→ **Source passage**:
================
Sunday, December 24, 2017

Composing Greatness: #29. John Williams - "Schindler's List" (1993)

Schindler's List
Welcome to Composing Greatness: a column dedicated to exploring the work of film composers. This will specifically focus on the films that earned them Oscar nominations while exploring what makes it so special. This will be broken down into a look at the overall style, interesting moments within the composition, and what made the score worth nominating in the first place. This will also include various subcategories where I will rank the themes of each film along with any time that the composer actually wins. This is a column meant to explore a side of film that doesn't get enough credit while hopefully introducing audiences to an enriched view of more prolific composers' work. This will only cover scores/songs that are compiled in an easily accessible format (so no extended scores will be considered). Join me every Sunday as I cover these talents that if you don't know by name, you recognize by sound.

Series Composer: John Williams
Entry: Schindler's List (1993)
Collaborators (If Available): N/A
Nomination: Best Music, Original Score
Did He Win: Yes

Other Nominees:
-The Age of Innocence (Elmer Bernstein)
-The Firm (Dave Grusin)
-The Fugitive (James Newton)
-The Remains of the Day (Richard Robbins)

Additional Information

This is to help provide perspective of where each composer is in their Oscar-nominated life as it related to the current entry.

Oscar Nomination: 31
Oscar Wins: 5

Track List

1. "Theme from Schindler's List"
2. "Jewish Town"
3. "Immolation"
4. "Remembrances"
5. "Schindler's Workforce"
6. "OYF N Pripetshok and Nacht"
7. "I Could Have Done More"
8. "Aushwitz-Birkenau"
9. "Stolen Memories"
10. "Making the List"
11. "Give me your Names"
12. "Yeroushalaim Chel Zahav"
13. "Rememberances"
13. "Theme from Schindler's List"

Note: Listen to here.

Exploring the Music
The area of the column where I will explore the music in as much detail as I see fit for each entry.

Theme Exploration:
"Theme from Schindler's List"

The brilliance of this score by John Williams is that he captures the emotional impact on strings as effective as ever. However, he doesn't go big nor does he use an orchestral quality to get the point across. In its place is a fiddle, playing a somber melody that will become one of his greatest works. It captures a deeper resonance as it builds, capturing a longing for a more peaceful time. This score is just as rooted in Jewish roots as Fiddler on the Roof, but seems more impressive because of how Williams has grown as an artist since then. Here, he uses minimalism to capture a singular loneliness that will play throughout the entire film. It will build to a unification, but that sole fiddle defines the struggle of each individual in that ensemble. It's a beautiful, iconic piece of work that shows his ability as an artist to be more than a showman. He can be compassionate in ways that play to his strengths, which is pretty surprising given all of the scores he's been nominated before this one.
================
→ **Task objective**: In the Schindler's List column, what instrument plays the somber melody in the main theme?

→ **Rows**:
================
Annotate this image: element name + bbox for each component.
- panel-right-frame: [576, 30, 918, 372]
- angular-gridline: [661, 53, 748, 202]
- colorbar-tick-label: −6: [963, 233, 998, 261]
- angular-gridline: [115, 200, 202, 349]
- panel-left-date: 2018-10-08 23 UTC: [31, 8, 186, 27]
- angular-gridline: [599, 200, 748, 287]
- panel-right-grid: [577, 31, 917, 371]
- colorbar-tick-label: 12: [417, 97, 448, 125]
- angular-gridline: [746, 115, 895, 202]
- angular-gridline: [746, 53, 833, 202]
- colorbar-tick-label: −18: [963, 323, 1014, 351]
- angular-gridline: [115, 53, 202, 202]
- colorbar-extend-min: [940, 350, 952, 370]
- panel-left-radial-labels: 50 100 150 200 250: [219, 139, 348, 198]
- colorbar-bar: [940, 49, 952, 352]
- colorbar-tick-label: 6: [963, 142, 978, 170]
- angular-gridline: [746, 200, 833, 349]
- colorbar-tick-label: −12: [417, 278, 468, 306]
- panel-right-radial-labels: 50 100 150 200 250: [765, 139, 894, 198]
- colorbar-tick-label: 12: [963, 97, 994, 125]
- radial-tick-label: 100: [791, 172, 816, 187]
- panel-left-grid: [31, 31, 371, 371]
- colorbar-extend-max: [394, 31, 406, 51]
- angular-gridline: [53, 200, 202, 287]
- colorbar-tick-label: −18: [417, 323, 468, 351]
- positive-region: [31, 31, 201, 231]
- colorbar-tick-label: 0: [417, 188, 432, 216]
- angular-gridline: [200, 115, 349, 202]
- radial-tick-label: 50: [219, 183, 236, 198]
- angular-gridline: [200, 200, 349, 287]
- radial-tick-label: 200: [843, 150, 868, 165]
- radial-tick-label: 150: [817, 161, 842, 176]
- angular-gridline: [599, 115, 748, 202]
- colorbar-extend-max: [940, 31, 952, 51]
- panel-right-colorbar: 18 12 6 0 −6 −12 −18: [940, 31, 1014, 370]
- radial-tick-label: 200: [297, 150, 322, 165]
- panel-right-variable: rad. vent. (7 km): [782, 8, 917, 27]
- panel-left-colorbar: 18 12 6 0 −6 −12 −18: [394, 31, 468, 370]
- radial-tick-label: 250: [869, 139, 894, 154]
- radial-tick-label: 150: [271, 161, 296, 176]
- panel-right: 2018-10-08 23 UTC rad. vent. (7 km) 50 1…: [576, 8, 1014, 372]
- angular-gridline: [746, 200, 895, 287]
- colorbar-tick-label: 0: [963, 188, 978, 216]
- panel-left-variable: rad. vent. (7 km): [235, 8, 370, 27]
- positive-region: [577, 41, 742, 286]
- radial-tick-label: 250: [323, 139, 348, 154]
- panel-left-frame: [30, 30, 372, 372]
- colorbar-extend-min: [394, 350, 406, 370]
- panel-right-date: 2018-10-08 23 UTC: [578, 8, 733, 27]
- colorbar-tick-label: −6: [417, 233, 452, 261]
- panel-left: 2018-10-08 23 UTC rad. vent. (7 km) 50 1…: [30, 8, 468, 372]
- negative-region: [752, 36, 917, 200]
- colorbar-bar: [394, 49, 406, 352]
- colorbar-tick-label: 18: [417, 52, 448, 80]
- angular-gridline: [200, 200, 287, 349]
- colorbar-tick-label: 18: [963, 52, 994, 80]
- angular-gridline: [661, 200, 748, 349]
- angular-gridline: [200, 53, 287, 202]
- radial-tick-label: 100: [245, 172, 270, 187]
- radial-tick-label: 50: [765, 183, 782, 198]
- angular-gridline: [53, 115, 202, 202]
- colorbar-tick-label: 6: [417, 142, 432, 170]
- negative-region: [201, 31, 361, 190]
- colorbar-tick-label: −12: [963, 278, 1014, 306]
================
→ **Task solution**: A fiddle.